:: WHAT THE TASK ASKS ::
Find every line in the records below that contains the string "marker", and copy each of those lines in full.

## begin RECORDS TO USE

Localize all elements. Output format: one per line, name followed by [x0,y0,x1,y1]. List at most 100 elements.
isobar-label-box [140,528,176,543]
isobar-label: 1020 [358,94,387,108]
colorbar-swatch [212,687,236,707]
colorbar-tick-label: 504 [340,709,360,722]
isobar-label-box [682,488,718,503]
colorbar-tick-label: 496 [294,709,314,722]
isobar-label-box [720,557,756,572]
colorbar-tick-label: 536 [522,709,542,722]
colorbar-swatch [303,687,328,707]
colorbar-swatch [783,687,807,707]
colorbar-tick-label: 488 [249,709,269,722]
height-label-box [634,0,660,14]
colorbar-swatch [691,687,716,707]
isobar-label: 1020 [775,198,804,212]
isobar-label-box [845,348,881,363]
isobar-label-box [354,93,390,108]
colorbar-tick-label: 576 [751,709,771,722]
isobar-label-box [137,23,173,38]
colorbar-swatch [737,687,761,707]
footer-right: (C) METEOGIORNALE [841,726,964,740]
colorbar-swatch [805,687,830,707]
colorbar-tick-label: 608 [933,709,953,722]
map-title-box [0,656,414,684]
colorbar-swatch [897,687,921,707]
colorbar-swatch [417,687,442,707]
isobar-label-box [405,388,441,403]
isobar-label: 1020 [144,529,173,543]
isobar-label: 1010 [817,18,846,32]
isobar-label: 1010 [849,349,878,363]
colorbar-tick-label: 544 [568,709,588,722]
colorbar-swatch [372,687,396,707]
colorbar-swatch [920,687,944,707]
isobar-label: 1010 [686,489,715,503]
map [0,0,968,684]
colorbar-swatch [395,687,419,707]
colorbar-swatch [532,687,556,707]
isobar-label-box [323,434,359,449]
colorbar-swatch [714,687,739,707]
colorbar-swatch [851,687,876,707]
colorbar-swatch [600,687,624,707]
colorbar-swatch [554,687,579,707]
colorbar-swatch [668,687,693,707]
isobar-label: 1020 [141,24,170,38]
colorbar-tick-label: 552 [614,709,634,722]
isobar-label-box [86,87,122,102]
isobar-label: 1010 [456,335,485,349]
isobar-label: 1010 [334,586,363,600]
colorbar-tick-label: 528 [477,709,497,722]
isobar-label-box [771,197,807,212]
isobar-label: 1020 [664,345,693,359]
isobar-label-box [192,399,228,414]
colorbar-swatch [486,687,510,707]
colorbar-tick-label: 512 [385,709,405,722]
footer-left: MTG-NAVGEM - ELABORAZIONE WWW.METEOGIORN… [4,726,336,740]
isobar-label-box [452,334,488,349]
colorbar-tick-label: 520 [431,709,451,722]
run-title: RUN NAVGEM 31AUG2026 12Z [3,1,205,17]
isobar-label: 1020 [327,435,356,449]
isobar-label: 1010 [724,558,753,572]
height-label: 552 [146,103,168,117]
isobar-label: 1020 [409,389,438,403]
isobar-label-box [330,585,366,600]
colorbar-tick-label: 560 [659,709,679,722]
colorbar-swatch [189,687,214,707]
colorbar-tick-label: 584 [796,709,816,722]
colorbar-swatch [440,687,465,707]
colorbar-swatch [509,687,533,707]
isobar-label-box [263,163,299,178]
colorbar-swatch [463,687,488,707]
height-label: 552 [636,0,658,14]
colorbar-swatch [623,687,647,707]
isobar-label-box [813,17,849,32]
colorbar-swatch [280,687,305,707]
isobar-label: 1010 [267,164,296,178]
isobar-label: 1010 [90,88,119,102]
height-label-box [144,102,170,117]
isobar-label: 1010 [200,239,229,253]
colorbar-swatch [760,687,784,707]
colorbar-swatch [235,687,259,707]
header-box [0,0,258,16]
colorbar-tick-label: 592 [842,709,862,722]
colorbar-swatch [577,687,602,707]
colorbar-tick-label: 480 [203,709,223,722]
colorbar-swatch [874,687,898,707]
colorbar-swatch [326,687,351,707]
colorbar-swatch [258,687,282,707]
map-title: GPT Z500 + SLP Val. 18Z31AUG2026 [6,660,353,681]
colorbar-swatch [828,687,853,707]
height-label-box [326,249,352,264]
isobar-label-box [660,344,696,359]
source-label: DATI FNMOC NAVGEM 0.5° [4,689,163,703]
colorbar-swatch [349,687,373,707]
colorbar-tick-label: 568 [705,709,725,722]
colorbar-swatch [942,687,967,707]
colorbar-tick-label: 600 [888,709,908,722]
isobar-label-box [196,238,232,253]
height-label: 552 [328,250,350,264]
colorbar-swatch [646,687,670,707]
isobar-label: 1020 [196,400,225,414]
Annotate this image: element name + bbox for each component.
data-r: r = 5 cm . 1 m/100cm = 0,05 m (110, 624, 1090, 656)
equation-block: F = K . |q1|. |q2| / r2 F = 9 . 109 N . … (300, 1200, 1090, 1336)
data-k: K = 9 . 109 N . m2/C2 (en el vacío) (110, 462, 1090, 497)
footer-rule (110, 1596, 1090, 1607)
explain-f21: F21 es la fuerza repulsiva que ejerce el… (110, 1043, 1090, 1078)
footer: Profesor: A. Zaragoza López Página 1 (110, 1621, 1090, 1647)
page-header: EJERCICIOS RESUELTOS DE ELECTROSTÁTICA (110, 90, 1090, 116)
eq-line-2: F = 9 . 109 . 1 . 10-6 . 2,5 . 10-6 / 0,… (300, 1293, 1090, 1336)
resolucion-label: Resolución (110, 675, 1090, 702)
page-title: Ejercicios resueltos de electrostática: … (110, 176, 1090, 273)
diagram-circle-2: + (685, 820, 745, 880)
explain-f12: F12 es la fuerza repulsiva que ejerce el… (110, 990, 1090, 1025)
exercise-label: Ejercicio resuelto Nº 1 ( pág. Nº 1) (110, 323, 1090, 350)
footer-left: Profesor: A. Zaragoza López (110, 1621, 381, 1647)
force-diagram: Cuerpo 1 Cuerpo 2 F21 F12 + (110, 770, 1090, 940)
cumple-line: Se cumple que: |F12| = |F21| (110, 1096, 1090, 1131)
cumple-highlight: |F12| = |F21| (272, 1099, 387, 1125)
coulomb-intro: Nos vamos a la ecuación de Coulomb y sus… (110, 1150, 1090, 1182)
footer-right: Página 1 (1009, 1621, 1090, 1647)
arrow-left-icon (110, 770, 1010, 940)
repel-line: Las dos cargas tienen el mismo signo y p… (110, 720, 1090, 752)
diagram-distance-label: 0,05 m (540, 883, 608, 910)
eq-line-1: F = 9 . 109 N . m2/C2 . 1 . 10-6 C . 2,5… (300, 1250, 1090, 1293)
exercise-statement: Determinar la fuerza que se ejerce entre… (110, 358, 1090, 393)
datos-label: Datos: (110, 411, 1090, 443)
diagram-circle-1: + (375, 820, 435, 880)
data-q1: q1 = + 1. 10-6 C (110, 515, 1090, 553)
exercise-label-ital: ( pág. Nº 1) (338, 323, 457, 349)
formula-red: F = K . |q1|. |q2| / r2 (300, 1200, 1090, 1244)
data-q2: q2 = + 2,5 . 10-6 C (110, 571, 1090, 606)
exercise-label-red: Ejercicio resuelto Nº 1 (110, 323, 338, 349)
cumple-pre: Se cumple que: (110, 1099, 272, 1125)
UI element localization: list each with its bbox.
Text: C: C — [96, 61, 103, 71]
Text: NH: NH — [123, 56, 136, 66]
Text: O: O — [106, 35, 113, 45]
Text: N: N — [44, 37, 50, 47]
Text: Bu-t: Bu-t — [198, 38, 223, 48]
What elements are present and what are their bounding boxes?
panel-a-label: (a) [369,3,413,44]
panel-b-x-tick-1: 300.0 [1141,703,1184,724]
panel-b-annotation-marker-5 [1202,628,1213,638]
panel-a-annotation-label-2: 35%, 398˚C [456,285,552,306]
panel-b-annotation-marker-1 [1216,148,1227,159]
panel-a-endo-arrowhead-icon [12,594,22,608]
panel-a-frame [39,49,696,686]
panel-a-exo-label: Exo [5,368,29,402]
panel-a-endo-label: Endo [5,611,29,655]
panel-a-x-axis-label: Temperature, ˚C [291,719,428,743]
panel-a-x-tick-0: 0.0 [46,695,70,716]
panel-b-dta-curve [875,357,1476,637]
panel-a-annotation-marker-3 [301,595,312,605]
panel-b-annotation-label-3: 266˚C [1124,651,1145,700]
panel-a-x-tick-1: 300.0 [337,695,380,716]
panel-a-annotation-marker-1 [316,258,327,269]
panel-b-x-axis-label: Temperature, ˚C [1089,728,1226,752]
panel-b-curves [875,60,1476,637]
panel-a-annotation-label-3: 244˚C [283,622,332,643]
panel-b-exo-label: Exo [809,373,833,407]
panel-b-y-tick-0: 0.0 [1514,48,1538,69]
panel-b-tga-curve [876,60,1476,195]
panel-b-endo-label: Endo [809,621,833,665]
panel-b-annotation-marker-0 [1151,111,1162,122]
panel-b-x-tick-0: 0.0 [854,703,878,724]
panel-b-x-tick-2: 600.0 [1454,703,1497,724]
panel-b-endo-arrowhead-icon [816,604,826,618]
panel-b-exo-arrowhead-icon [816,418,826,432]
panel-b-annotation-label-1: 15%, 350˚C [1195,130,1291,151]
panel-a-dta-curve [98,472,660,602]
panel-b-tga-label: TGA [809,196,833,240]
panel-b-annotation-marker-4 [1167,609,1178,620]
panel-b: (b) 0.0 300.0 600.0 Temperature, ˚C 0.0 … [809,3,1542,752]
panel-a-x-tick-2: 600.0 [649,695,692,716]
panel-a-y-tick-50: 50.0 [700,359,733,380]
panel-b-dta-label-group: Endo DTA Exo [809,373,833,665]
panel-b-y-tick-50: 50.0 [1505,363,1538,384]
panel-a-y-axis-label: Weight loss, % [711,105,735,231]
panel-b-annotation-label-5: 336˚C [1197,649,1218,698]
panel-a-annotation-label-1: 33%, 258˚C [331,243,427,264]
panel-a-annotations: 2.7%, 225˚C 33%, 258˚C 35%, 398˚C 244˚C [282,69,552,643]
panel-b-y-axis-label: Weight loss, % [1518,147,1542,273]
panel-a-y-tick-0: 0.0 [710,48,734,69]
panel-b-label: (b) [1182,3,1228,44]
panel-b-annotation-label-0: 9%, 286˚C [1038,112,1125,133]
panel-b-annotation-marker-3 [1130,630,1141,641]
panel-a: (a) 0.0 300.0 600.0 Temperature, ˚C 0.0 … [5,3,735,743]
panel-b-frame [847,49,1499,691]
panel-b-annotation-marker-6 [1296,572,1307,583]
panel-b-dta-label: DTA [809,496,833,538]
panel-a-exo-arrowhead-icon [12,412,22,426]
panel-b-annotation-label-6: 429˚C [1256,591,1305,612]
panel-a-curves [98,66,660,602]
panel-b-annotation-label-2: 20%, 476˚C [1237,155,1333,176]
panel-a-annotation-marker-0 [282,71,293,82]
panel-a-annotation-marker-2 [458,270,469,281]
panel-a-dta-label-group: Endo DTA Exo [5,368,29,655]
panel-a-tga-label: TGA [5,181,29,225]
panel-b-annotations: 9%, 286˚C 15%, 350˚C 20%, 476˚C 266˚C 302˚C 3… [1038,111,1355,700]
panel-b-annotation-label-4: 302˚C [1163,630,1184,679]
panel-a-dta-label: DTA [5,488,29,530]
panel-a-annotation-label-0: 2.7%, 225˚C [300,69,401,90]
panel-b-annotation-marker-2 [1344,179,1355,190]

## end RECORDS TO USE

:: CORRECT RESULT ::
panel-b-annotation-marker-5 [1202,628,1213,638]
panel-b-annotation-marker-1 [1216,148,1227,159]
panel-a-annotation-marker-3 [301,595,312,605]
panel-a-annotation-marker-1 [316,258,327,269]
panel-b-annotation-marker-0 [1151,111,1162,122]
panel-b-annotation-marker-4 [1167,609,1178,620]
panel-b-annotation-marker-3 [1130,630,1141,641]
panel-b-annotation-marker-6 [1296,572,1307,583]
panel-a-annotation-marker-0 [282,71,293,82]
panel-a-annotation-marker-2 [458,270,469,281]
panel-b-annotation-marker-2 [1344,179,1355,190]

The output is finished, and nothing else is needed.